## TASK TO CARRY OUT
Give every line from the entries that contains "sell".

## DATASET CONTENT

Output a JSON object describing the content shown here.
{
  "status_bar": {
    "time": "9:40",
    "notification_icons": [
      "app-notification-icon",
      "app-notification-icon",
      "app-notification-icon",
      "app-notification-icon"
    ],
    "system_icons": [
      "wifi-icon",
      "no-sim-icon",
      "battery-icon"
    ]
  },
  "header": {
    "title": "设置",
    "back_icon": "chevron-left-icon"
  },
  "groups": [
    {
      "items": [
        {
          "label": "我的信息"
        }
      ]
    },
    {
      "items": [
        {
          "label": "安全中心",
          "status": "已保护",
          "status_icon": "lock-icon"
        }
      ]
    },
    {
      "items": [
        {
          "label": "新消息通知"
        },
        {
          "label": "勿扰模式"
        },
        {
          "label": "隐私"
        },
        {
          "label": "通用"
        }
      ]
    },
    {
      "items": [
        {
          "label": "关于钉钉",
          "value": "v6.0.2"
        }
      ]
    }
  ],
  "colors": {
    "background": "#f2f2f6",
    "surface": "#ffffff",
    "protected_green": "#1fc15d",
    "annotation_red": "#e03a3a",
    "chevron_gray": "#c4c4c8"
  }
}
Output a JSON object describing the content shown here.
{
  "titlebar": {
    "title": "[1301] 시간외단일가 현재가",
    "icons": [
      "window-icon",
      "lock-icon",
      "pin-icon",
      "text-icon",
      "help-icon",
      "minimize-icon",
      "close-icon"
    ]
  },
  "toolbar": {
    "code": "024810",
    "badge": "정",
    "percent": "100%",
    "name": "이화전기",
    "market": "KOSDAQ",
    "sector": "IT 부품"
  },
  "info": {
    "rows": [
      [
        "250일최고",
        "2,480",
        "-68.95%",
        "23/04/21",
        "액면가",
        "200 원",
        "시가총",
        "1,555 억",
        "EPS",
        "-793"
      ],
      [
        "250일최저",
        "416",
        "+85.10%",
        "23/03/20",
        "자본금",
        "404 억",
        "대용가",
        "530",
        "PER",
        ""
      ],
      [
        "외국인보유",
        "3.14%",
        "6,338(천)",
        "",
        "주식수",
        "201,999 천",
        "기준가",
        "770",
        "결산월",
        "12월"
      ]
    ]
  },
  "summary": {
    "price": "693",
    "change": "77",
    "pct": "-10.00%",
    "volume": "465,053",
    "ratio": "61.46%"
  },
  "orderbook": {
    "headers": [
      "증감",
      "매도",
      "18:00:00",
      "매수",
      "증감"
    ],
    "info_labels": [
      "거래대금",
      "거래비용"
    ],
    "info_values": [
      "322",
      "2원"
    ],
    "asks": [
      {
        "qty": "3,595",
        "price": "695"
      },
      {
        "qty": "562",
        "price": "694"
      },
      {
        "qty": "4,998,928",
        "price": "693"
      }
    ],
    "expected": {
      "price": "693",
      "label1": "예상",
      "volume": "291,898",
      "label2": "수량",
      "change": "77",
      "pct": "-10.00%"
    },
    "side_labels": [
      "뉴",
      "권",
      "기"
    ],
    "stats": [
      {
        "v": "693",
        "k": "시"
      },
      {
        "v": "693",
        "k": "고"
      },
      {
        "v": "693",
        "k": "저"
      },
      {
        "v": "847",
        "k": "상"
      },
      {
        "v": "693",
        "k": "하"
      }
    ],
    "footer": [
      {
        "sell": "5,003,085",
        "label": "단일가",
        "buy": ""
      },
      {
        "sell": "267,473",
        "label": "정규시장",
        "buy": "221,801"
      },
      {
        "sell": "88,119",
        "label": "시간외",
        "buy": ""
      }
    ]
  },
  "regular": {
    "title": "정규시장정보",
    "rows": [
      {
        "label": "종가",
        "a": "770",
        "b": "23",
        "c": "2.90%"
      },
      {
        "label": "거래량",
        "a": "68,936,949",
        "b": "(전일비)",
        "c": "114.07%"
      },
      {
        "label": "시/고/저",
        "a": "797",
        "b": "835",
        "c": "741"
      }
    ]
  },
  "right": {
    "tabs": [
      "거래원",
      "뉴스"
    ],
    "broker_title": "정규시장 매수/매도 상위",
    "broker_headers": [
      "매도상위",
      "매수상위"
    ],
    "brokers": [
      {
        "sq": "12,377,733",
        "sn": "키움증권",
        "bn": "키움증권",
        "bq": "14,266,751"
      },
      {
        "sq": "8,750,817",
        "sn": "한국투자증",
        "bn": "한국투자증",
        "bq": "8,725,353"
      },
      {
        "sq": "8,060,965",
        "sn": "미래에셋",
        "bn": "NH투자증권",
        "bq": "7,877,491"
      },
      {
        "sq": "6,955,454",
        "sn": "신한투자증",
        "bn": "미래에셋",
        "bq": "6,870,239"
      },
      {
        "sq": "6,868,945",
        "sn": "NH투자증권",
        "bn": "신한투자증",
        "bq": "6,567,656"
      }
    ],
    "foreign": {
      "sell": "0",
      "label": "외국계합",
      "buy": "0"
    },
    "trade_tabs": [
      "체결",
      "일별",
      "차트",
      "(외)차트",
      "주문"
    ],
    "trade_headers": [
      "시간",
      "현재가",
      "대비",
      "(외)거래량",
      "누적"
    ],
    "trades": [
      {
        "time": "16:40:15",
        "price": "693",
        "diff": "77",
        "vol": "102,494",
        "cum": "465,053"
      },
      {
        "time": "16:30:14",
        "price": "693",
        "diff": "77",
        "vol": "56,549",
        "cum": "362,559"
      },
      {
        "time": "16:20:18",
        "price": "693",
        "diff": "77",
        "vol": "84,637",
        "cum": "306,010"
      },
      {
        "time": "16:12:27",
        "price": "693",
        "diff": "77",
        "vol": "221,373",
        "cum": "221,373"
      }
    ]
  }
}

## WRITTEN RESPONSE
        "sell": "5,003,085",
        "sell": "267,473",
        "sell": "88,119",
      "sell": "0",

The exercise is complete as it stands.